Problem statement.
Pick out each line below that contains the word "series", and copy those lines. Case counts, so uppercase and lowercase letters must match.

─── Input material ───

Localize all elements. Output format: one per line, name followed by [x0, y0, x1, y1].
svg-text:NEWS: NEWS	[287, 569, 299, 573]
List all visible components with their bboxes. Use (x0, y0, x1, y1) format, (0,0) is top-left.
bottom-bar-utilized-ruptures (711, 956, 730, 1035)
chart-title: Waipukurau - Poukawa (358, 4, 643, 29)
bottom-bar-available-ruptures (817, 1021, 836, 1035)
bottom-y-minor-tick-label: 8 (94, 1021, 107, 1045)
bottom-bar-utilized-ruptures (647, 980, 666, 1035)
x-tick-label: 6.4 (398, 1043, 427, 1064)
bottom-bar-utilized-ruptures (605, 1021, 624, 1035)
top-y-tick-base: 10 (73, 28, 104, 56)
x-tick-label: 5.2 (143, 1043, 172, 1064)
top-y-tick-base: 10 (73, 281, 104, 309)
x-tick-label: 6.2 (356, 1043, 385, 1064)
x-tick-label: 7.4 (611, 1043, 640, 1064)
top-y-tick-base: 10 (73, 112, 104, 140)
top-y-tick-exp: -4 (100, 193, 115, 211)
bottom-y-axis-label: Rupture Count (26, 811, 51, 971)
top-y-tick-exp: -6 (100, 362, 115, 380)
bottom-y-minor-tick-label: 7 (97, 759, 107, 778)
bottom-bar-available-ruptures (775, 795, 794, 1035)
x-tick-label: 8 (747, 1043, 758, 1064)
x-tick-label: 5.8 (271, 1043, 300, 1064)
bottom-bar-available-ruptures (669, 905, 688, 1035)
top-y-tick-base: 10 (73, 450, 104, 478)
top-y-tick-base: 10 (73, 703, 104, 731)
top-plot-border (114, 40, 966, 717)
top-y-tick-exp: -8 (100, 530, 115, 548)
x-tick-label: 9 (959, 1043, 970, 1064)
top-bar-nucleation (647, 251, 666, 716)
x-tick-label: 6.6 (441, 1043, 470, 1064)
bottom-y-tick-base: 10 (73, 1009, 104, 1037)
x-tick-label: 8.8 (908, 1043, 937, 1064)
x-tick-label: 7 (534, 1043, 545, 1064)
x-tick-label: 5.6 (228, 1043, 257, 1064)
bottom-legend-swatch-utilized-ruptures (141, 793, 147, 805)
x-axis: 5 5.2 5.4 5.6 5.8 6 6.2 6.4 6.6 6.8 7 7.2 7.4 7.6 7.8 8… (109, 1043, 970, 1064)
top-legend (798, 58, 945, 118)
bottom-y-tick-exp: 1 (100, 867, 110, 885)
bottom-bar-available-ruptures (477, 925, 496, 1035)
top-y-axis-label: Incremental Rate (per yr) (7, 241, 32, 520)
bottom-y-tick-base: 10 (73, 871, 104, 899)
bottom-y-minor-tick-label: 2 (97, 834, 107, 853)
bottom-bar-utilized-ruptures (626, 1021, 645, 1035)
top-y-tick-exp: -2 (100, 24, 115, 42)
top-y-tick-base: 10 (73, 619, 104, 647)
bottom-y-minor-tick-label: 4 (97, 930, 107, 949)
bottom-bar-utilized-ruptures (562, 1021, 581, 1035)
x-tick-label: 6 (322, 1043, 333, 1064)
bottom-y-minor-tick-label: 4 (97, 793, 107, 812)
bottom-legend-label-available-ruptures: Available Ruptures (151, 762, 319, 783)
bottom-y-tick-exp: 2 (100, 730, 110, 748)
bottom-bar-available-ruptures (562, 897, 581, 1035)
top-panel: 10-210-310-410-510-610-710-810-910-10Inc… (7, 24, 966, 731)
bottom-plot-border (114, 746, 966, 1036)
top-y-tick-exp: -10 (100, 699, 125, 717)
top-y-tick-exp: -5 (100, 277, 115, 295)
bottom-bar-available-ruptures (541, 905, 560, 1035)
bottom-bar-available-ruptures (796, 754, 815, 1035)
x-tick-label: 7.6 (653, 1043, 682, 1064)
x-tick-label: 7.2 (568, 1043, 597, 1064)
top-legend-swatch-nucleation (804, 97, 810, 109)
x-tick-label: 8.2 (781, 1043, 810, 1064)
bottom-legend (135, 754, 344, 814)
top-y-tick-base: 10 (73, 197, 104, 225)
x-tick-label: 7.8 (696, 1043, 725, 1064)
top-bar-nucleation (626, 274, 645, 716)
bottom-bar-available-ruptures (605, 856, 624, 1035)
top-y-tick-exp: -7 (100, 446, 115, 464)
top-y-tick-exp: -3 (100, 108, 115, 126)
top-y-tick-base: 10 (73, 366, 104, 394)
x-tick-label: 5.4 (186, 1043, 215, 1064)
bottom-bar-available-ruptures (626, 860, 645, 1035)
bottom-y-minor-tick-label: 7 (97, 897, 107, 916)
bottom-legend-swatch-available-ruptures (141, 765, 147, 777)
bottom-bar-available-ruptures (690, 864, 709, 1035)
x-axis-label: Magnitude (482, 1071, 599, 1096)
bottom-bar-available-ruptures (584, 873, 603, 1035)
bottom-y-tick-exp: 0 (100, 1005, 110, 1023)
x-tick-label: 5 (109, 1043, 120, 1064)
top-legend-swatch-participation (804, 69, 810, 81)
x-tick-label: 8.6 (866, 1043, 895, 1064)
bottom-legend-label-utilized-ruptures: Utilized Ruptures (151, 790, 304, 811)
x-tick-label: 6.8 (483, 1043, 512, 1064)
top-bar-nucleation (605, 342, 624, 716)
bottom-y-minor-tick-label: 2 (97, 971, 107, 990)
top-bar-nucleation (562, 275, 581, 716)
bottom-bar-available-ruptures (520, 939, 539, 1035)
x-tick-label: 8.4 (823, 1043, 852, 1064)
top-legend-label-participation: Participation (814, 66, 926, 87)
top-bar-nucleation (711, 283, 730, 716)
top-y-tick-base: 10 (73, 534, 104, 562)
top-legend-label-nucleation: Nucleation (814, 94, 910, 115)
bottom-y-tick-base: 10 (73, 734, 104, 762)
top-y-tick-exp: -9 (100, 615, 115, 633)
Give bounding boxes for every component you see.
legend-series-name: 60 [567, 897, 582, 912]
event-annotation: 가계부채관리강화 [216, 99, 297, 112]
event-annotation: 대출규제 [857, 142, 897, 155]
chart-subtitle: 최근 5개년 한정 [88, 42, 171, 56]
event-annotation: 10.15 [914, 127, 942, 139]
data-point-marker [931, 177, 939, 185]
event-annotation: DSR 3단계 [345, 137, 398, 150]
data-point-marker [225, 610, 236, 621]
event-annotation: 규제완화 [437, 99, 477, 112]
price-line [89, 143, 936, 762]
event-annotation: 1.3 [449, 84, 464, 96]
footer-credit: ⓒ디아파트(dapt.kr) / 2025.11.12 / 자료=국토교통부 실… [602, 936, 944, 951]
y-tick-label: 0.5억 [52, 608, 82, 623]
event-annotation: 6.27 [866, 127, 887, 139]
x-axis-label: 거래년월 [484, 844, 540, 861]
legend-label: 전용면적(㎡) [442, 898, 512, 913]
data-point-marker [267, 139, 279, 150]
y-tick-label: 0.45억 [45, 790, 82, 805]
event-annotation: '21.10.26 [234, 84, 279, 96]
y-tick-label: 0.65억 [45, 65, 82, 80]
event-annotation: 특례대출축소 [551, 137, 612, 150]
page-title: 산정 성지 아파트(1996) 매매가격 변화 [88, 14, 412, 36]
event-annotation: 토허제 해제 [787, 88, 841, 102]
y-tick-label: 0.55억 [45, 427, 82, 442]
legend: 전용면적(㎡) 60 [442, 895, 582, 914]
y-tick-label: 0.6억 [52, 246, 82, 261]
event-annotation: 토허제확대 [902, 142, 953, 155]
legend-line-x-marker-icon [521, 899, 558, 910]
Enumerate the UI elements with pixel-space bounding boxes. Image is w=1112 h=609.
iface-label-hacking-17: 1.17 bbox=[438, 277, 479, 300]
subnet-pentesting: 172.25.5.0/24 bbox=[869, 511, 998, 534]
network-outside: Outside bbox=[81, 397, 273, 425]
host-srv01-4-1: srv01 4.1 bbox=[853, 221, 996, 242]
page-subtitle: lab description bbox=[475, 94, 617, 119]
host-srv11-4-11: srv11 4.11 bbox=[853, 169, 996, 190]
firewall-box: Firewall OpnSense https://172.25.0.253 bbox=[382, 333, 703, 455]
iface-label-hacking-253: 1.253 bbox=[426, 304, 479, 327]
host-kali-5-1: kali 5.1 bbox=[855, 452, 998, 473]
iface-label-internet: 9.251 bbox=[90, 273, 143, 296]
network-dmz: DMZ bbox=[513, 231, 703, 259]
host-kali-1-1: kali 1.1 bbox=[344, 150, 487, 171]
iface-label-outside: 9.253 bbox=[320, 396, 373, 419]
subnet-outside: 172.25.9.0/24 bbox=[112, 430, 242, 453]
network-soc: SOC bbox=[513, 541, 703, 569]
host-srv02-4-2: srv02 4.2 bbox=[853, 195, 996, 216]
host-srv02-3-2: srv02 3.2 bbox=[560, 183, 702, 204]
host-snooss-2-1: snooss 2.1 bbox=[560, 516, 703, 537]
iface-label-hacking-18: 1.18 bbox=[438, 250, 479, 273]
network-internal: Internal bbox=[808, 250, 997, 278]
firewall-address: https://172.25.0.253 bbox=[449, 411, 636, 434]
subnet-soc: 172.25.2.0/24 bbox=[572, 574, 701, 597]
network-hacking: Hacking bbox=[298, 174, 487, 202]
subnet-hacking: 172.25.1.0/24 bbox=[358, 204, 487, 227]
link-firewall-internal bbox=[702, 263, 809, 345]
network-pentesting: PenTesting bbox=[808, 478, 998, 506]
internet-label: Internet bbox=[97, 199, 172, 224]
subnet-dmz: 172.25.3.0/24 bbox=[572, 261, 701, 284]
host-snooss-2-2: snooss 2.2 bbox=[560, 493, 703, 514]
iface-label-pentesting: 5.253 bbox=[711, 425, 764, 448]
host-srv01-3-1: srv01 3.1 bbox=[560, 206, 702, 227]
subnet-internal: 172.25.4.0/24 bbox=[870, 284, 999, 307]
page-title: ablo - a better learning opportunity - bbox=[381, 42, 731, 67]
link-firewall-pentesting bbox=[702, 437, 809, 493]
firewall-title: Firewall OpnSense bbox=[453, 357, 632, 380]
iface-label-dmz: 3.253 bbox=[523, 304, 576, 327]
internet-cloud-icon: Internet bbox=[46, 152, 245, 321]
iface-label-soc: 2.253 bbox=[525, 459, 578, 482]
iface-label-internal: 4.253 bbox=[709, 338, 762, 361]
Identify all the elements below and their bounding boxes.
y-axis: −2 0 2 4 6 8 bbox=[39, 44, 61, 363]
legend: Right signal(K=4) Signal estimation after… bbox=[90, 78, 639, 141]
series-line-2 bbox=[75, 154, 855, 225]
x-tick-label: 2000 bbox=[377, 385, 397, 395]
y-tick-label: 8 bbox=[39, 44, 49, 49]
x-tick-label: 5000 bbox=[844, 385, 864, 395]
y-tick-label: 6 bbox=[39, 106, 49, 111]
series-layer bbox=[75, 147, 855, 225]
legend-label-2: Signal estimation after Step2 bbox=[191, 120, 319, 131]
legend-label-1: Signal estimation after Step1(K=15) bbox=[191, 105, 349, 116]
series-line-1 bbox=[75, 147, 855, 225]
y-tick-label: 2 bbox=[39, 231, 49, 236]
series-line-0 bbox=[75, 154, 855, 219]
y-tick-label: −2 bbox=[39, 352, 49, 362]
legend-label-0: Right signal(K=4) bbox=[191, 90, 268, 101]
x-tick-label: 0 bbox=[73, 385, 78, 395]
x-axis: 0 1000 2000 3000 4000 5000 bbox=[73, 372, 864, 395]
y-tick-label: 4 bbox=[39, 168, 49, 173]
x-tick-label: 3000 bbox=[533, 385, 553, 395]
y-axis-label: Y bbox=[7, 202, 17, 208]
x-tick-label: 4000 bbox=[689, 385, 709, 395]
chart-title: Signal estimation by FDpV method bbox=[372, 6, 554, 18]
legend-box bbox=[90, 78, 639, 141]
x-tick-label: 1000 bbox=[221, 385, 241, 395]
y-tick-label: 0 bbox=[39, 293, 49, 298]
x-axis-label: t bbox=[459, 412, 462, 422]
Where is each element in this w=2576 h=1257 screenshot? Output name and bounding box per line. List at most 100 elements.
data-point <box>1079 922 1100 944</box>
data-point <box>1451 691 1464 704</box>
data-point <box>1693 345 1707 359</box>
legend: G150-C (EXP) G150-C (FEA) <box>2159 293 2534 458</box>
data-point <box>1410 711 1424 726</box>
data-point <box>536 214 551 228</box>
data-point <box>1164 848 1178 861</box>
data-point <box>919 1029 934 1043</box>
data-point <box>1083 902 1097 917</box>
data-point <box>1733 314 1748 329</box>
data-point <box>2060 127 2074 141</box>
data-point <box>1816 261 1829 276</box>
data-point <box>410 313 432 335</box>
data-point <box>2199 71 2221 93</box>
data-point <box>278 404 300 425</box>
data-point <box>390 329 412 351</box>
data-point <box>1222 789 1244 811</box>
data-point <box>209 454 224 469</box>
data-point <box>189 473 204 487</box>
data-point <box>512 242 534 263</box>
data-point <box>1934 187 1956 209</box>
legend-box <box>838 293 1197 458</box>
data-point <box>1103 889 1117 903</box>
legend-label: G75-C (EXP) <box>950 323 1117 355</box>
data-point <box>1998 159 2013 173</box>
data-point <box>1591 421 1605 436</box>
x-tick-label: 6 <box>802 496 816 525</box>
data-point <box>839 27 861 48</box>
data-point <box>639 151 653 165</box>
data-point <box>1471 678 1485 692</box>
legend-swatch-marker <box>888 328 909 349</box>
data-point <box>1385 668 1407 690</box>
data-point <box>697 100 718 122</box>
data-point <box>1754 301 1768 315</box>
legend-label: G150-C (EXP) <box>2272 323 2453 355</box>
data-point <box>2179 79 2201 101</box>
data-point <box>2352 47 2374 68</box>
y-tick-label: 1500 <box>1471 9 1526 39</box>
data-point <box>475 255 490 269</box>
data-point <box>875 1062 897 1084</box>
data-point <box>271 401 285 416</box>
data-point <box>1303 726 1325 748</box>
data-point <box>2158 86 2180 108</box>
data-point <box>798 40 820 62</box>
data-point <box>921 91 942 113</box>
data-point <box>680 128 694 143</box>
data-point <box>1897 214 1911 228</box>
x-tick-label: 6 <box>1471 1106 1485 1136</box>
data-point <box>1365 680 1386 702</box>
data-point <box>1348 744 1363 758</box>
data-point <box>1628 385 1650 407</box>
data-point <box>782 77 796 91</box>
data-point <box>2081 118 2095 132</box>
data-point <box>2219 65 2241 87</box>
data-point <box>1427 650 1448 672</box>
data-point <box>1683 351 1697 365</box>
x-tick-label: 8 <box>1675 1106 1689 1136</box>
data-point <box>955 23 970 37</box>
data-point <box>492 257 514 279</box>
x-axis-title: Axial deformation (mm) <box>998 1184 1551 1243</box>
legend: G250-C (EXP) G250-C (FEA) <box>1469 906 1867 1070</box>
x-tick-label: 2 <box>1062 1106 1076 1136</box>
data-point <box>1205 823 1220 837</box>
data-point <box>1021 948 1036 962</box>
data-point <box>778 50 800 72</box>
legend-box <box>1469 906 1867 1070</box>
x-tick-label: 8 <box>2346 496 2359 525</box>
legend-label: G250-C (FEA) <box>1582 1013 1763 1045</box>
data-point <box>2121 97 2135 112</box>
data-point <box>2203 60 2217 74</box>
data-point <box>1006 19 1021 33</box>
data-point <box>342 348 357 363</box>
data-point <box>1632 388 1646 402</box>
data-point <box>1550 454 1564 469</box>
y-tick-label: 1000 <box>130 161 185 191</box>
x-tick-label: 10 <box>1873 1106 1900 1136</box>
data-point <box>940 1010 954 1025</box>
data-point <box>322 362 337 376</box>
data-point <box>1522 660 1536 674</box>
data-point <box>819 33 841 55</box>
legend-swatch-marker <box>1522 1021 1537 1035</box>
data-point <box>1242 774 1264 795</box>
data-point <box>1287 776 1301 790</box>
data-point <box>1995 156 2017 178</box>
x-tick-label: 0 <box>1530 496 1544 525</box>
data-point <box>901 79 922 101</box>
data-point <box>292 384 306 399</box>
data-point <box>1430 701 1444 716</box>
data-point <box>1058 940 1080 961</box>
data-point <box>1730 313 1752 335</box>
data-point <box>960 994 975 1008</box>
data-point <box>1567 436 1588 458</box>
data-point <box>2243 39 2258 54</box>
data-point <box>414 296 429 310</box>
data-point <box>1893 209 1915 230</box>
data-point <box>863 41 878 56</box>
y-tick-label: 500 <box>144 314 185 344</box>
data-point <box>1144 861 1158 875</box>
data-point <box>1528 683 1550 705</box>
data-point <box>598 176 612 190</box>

───

Task output.
legend-series-name: 60 [567, 897, 582, 912]
series-line-2 bbox=[75, 154, 855, 225]
series-layer bbox=[75, 147, 855, 225]
series-line-1 bbox=[75, 147, 855, 225]
series-line-0 bbox=[75, 154, 855, 219]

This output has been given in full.